Please write out the material that follows, exactly as it stands.

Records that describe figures
---
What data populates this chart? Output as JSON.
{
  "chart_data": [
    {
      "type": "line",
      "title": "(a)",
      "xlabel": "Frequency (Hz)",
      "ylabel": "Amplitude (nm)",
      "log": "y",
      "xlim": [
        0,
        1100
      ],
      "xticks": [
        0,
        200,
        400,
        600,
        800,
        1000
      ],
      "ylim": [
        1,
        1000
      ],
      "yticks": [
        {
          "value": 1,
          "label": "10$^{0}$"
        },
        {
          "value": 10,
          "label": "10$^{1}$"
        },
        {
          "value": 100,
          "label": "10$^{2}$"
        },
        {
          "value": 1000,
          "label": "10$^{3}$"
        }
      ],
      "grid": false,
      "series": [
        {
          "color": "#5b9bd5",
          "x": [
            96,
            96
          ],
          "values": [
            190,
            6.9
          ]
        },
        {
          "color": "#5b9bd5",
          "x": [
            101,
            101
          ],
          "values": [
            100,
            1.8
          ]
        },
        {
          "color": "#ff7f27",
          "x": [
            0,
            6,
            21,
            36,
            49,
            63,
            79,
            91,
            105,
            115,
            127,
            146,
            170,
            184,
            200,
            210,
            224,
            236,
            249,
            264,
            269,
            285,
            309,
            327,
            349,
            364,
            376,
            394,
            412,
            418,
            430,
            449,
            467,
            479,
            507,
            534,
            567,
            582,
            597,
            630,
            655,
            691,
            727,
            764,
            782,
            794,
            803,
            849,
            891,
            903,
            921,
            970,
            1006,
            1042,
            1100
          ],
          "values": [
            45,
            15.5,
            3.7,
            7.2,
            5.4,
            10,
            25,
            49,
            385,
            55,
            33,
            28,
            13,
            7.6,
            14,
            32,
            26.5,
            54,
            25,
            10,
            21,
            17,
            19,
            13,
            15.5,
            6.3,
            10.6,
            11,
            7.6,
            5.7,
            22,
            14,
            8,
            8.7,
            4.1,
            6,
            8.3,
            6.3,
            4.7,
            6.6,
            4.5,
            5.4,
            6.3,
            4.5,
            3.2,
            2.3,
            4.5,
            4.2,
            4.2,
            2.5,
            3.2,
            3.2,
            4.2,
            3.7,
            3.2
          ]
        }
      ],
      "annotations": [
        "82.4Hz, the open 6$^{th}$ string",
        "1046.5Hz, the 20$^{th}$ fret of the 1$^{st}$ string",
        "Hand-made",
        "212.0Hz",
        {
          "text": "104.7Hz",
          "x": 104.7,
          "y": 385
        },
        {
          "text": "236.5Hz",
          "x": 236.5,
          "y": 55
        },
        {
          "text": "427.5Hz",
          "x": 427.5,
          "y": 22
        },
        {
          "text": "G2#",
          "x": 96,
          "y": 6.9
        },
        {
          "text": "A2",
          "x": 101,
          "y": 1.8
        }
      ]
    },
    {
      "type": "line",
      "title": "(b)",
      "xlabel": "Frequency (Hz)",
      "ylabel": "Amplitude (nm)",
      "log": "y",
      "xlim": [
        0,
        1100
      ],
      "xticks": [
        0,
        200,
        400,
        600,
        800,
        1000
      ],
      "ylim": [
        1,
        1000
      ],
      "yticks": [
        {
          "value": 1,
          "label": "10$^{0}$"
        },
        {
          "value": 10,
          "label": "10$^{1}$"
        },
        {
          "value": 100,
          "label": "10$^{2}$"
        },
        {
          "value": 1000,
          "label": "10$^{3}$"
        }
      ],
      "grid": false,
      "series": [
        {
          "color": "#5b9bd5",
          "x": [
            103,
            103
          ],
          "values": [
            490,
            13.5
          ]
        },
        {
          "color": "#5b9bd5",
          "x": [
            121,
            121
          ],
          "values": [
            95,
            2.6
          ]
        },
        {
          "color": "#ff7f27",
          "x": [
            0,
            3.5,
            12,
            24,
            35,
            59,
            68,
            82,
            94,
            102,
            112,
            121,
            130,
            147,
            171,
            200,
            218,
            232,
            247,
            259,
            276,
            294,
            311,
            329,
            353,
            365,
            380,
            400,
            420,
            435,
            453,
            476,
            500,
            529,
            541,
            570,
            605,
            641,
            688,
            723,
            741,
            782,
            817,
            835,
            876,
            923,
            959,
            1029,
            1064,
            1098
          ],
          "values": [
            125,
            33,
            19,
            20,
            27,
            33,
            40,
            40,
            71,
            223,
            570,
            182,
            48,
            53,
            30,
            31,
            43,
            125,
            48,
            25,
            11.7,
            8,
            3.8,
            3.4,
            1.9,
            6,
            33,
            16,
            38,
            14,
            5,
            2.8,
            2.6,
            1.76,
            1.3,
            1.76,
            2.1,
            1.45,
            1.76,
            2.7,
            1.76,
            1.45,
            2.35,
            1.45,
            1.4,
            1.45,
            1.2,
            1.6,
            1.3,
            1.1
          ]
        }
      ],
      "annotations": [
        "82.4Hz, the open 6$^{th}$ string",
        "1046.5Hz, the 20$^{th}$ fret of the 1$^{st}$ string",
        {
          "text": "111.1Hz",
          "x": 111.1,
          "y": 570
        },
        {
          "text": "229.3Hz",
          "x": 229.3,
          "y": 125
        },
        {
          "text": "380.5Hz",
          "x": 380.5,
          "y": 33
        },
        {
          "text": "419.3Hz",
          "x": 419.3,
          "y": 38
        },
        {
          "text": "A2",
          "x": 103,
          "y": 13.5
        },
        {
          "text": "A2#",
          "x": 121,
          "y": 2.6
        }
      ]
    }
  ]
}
---
» Task result
What data populates this chart? Output as JSON.
{
  "chart_data": [
    {
      "type": "line",
      "title": "(a)",
      "xlabel": "Frequency (Hz)",
      "ylabel": "Amplitude (nm)",
      "log": "y",
      "xlim": [
        0,
        1100
      ],
      "xticks": [
        0,
        200,
        400,
        600,
        800,
        1000
      ],
      "ylim": [
        1,
        1000
      ],
      "yticks": [
        {
          "value": 1,
          "label": "10$^{0}$"
        },
        {
          "value": 10,
          "label": "10$^{1}$"
        },
        {
          "value": 100,
          "label": "10$^{2}$"
        },
        {
          "value": 1000,
          "label": "10$^{3}$"
        }
      ],
      "grid": false,
      "series": [
        {
          "color": "#5b9bd5",
          "x": [
            96,
            96
          ],
          "values": [
            190,
            6.9
          ]
        },
        {
          "color": "#5b9bd5",
          "x": [
            101,
            101
          ],
          "values": [
            100,
            1.8
          ]
        },
        {
          "color": "#ff7f27",
          "x": [
            0,
            6,
            21,
            36,
            49,
            63,
            79,
            91,
            105,
            115,
            127,
            146,
            170,
            184,
            200,
            210,
            224,
            236,
            249,
            264,
            269,
            285,
            309,
            327,
            349,
            364,
            376,
            394,
            412,
            418,
            430,
            449,
            467,
            479,
            507,
            534,
            567,
            582,
            597,
            630,
            655,
            691,
            727,
            764,
            782,
            794,
            803,
            849,
            891,
            903,
            921,
            970,
            1006,
            1042,
            1100
          ],
          "values": [
            45,
            15.5,
            3.7,
            7.2,
            5.4,
            10,
            25,
            49,
            385,
            55,
            33,
            28,
            13,
            7.6,
            14,
            32,
            26.5,
            54,
            25,
            10,
            21,
            17,
            19,
            13,
            15.5,
            6.3,
            10.6,
            11,
            7.6,
            5.7,
            22,
            14,
            8,
            8.7,
            4.1,
            6,
            8.3,
            6.3,
            4.7,
            6.6,
            4.5,
            5.4,
            6.3,
            4.5,
            3.2,
            2.3,
            4.5,
            4.2,
            4.2,
            2.5,
            3.2,
            3.2,
            4.2,
            3.7,
            3.2
          ]
        }
      ],
      "annotations": [
        "82.4Hz, the open 6$^{th}$ string",
        "1046.5Hz, the 20$^{th}$ fret of the 1$^{st}$ string",
        "Hand-made",
        "212.0Hz",
        {
          "text": "104.7Hz",
          "x": 104.7,
          "y": 385
        },
        {
          "text": "236.5Hz",
          "x": 236.5,
          "y": 55
        },
        {
          "text": "427.5Hz",
          "x": 427.5,
          "y": 22
        },
        {
          "text": "G2#",
          "x": 96,
          "y": 6.9
        },
        {
          "text": "A2",
          "x": 101,
          "y": 1.8
        }
      ]
    },
    {
      "type": "line",
      "title": "(b)",
      "xlabel": "Frequency (Hz)",
      "ylabel": "Amplitude (nm)",
      "log": "y",
      "xlim": [
        0,
        1100
      ],
      "xticks": [
        0,
        200,
        400,
        600,
        800,
        1000
      ],
      "ylim": [
        1,
        1000
      ],
      "yticks": [
        {
          "value": 1,
          "label": "10$^{0}$"
        },
        {
          "value": 10,
          "label": "10$^{1}$"
        },
        {
          "value": 100,
          "label": "10$^{2}$"
        },
        {
          "value": 1000,
          "label": "10$^{3}$"
        }
      ],
      "grid": false,
      "series": [
        {
          "color": "#5b9bd5",
          "x": [
            103,
            103
          ],
          "values": [
            490,
            13.5
          ]
        },
        {
          "color": "#5b9bd5",
          "x": [
            121,
            121
          ],
          "values": [
            95,
            2.6
          ]
        },
        {
          "color": "#ff7f27",
          "x": [
            0,
            3.5,
            12,
            24,
            35,
            59,
            68,
            82,
            94,
            102,
            112,
            121,
            130,
            147,
            171,
            200,
            218,
            232,
            247,
            259,
            276,
            294,
            311,
            329,
            353,
            365,
            380,
            400,
            420,
            435,
            453,
            476,
            500,
            529,
            541,
            570,
            605,
            641,
            688,
            723,
            741,
            782,
            817,
            835,
            876,
            923,
            959,
            1029,
            1064,
            1098
          ],
          "values": [
            125,
            33,
            19,
            20,
            27,
            33,
            40,
            40,
            71,
            223,
            570,
            182,
            48,
            53,
            30,
            31,
            43,
            125,
            48,
            25,
            11.7,
            8,
            3.8,
            3.4,
            1.9,
            6,
            33,
            16,
            38,
            14,
            5,
            2.8,
            2.6,
            1.76,
            1.3,
            1.76,
            2.1,
            1.45,
            1.76,
            2.7,
            1.76,
            1.45,
            2.35,
            1.45,
            1.4,
            1.45,
            1.2,
            1.6,
            1.3,
            1.1
          ]
        }
      ],
      "annotations": [
        "82.4Hz, the open 6$^{th}$ string",
        "1046.5Hz, the 20$^{th}$ fret of the 1$^{st}$ string",
        {
          "text": "111.1Hz",
          "x": 111.1,
          "y": 570
        },
        {
          "text": "229.3Hz",
          "x": 229.3,
          "y": 125
        },
        {
          "text": "380.5Hz",
          "x": 380.5,
          "y": 33
        },
        {
          "text": "419.3Hz",
          "x": 419.3,
          "y": 38
        },
        {
          "text": "A2",
          "x": 103,
          "y": 13.5
        },
        {
          "text": "A2#",
          "x": 121,
          "y": 2.6
        }
      ]
    }
  ]
}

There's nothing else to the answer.